> WHAT YOU SHOULD DO
Copy all entries without alteration and skip the pictures they hold.

> DATA LINES
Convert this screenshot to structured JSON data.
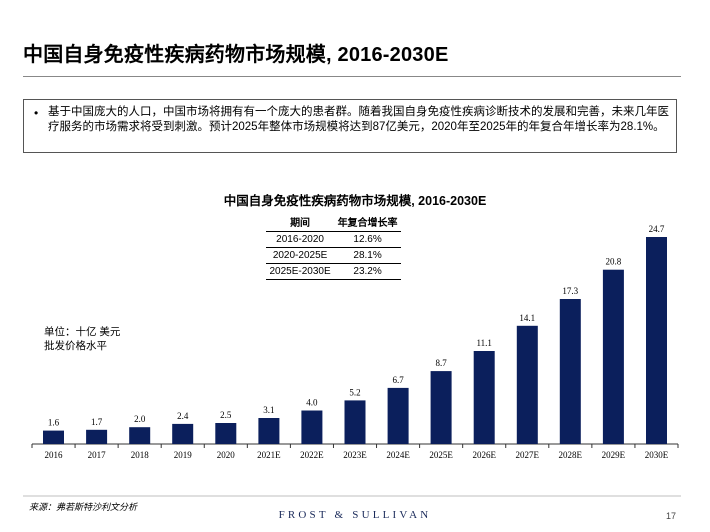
{
  "page": {
    "title": "中国自身免疫性疾病药物市场规模, 2016-2030E",
    "bullet": "基于中国庞大的人口，中国市场将拥有有一个庞大的患者群。随着我国自身免疫性疾病诊断技术的发展和完善，未来几年医疗服务的市场需求将受到刺激。预计2025年整体市场规模将达到87亿美元，2020年至2025年的年复合年增长率为28.1%。",
    "unit_line1": "单位：十亿 美元",
    "unit_line2": "批发价格水平",
    "source": "来源：弗若斯特沙利文分析",
    "brand": "FROST & SULLIVAN",
    "page_number": "17"
  },
  "table": {
    "headers": [
      "期间",
      "年复合增长率"
    ],
    "rows": [
      [
        "2016-2020",
        "12.6%"
      ],
      [
        "2020-2025E",
        "28.1%"
      ],
      [
        "2025E-2030E",
        "23.2%"
      ]
    ]
  },
  "chart_data": {
    "type": "bar",
    "title": "中国自身免疫性疾病药物市场规模, 2016-2030E",
    "xlabel": "",
    "ylabel": "",
    "categories": [
      "2016",
      "2017",
      "2018",
      "2019",
      "2020",
      "2021E",
      "2022E",
      "2023E",
      "2024E",
      "2025E",
      "2026E",
      "2027E",
      "2028E",
      "2029E",
      "2030E"
    ],
    "values": [
      1.6,
      1.7,
      2.0,
      2.4,
      2.5,
      3.1,
      4.0,
      5.2,
      6.7,
      8.7,
      11.1,
      14.1,
      17.3,
      20.8,
      24.7
    ],
    "labels": [
      "1.6",
      "1.7",
      "2.0",
      "2.4",
      "2.5",
      "3.1",
      "4.0",
      "5.2",
      "6.7",
      "8.7",
      "11.1",
      "14.1",
      "17.3",
      "20.8",
      "24.7"
    ],
    "bar_color": "#0b1f5c",
    "ylim": [
      0,
      24.7
    ],
    "grid": false,
    "legend": "none"
  }
}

> FULL ANSWER
Convert this screenshot to structured JSON data.
{
  "page": {
    "title": "中国自身免疫性疾病药物市场规模, 2016-2030E",
    "bullet": "基于中国庞大的人口，中国市场将拥有有一个庞大的患者群。随着我国自身免疫性疾病诊断技术的发展和完善，未来几年医疗服务的市场需求将受到刺激。预计2025年整体市场规模将达到87亿美元，2020年至2025年的年复合年增长率为28.1%。",
    "unit_line1": "单位：十亿 美元",
    "unit_line2": "批发价格水平",
    "source": "来源：弗若斯特沙利文分析",
    "brand": "FROST & SULLIVAN",
    "page_number": "17"
  },
  "table": {
    "headers": [
      "期间",
      "年复合增长率"
    ],
    "rows": [
      [
        "2016-2020",
        "12.6%"
      ],
      [
        "2020-2025E",
        "28.1%"
      ],
      [
        "2025E-2030E",
        "23.2%"
      ]
    ]
  },
  "chart_data": {
    "type": "bar",
    "title": "中国自身免疫性疾病药物市场规模, 2016-2030E",
    "xlabel": "",
    "ylabel": "",
    "categories": [
      "2016",
      "2017",
      "2018",
      "2019",
      "2020",
      "2021E",
      "2022E",
      "2023E",
      "2024E",
      "2025E",
      "2026E",
      "2027E",
      "2028E",
      "2029E",
      "2030E"
    ],
    "values": [
      1.6,
      1.7,
      2.0,
      2.4,
      2.5,
      3.1,
      4.0,
      5.2,
      6.7,
      8.7,
      11.1,
      14.1,
      17.3,
      20.8,
      24.7
    ],
    "labels": [
      "1.6",
      "1.7",
      "2.0",
      "2.4",
      "2.5",
      "3.1",
      "4.0",
      "5.2",
      "6.7",
      "8.7",
      "11.1",
      "14.1",
      "17.3",
      "20.8",
      "24.7"
    ],
    "bar_color": "#0b1f5c",
    "ylim": [
      0,
      24.7
    ],
    "grid": false,
    "legend": "none"
  }
}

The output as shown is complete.